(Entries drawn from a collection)
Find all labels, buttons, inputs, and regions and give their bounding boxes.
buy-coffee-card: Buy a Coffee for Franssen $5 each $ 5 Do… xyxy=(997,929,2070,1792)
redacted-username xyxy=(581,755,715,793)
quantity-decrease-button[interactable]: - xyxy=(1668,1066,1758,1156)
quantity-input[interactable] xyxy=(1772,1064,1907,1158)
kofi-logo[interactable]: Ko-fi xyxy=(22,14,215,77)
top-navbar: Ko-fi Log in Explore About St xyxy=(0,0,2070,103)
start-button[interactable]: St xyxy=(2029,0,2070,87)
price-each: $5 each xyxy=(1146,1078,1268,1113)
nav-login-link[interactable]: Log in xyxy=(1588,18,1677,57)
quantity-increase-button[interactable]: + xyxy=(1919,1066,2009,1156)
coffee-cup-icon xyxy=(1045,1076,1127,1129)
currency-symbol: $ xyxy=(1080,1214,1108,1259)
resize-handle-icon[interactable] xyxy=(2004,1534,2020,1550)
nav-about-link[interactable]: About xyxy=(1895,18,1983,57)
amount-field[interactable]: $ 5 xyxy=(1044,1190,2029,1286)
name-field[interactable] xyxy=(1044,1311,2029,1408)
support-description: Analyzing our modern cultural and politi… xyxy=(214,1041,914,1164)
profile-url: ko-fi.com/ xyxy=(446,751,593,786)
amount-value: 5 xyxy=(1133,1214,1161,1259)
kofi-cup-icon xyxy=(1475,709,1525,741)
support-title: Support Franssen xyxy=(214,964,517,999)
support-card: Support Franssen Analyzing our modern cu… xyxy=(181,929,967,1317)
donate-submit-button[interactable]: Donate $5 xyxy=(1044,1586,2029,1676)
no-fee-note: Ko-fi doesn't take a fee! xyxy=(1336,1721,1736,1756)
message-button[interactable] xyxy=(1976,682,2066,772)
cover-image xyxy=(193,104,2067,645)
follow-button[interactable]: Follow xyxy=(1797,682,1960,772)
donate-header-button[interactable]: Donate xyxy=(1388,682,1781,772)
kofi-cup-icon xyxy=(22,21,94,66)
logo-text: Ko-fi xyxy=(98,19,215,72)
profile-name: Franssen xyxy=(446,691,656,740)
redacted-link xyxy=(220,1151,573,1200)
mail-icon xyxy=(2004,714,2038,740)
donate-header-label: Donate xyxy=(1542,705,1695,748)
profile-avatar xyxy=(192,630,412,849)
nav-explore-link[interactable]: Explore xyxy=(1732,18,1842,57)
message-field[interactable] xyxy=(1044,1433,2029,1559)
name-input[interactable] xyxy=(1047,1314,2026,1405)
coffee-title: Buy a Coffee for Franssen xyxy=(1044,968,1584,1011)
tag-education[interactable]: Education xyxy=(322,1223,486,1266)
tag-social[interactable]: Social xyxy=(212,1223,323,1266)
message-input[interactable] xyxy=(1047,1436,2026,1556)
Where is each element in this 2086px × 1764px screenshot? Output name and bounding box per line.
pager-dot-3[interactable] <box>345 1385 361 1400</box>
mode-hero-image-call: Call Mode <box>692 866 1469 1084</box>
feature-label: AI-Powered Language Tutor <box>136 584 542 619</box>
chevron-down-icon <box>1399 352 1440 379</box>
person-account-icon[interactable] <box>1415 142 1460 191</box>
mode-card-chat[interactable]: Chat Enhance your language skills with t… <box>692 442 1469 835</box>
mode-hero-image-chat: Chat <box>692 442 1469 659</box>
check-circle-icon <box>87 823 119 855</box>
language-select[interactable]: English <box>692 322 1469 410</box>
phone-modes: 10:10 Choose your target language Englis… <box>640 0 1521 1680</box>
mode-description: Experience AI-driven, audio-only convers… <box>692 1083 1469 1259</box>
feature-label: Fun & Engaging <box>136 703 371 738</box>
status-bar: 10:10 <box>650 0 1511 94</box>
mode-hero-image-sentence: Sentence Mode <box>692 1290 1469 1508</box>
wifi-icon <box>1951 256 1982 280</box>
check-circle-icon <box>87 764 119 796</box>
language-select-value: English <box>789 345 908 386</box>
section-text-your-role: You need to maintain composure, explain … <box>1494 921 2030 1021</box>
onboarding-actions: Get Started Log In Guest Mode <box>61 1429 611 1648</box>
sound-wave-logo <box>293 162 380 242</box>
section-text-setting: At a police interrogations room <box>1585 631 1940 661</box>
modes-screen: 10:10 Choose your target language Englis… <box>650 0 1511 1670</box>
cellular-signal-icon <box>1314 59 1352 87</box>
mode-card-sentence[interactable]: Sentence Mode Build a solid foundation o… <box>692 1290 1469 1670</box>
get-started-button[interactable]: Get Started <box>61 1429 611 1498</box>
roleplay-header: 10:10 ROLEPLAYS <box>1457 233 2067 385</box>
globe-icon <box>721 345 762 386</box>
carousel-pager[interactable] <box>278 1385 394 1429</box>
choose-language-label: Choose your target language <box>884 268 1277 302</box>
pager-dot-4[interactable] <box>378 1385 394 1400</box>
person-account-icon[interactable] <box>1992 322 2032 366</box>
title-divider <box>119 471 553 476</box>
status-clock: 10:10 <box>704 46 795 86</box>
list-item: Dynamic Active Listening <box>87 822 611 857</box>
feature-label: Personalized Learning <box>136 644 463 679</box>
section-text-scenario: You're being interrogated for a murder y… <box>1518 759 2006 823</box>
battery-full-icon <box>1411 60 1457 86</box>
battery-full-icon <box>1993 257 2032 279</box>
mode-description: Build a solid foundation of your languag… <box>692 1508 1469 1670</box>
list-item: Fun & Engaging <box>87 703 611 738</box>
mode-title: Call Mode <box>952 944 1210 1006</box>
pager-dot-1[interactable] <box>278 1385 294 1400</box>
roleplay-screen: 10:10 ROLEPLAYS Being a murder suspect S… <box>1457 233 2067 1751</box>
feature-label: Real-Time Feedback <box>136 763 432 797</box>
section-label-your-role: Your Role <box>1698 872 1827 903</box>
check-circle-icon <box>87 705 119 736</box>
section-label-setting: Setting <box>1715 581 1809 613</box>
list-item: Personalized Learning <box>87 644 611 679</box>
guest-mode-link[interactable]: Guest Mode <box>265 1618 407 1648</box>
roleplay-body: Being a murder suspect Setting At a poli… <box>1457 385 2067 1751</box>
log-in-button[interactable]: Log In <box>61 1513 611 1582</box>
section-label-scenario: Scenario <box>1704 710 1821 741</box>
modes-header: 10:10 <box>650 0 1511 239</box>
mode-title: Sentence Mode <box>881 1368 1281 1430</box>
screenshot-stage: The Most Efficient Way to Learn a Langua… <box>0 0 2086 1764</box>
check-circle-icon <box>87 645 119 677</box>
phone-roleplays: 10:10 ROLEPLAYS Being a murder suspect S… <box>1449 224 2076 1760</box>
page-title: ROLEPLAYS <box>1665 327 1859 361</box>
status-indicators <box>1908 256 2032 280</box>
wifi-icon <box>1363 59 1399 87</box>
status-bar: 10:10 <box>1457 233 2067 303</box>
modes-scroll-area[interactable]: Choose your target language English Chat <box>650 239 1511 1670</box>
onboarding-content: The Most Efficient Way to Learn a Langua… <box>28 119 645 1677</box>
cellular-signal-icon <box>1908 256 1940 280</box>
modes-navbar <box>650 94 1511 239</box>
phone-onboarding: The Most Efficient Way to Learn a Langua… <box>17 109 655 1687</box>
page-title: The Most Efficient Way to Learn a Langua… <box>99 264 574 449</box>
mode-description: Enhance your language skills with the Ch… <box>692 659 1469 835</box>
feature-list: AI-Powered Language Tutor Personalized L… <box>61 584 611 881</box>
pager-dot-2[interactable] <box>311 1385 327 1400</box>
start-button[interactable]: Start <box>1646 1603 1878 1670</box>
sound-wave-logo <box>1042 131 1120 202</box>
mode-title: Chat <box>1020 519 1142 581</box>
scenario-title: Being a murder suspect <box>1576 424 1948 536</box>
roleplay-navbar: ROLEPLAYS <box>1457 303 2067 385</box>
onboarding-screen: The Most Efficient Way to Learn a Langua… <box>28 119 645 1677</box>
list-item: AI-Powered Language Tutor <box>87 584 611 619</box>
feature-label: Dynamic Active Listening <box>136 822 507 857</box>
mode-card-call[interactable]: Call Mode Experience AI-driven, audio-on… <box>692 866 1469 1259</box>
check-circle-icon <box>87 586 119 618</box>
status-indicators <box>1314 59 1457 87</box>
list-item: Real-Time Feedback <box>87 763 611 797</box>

What to work on: Reproduce the lines from the beginning of the entries through the line containing "start-button[interactable]: St xyxy=(2029,0,2070,87)", both included, without altering any character.

Exercise response:
Find all labels, buttons, inputs, and regions and give their bounding boxes.
buy-coffee-card: Buy a Coffee for Franssen $5 each $ 5 Do… xyxy=(997,929,2070,1792)
redacted-username xyxy=(581,755,715,793)
quantity-decrease-button[interactable]: - xyxy=(1668,1066,1758,1156)
quantity-input[interactable] xyxy=(1772,1064,1907,1158)
kofi-logo[interactable]: Ko-fi xyxy=(22,14,215,77)
top-navbar: Ko-fi Log in Explore About St xyxy=(0,0,2070,103)
start-button[interactable]: St xyxy=(2029,0,2070,87)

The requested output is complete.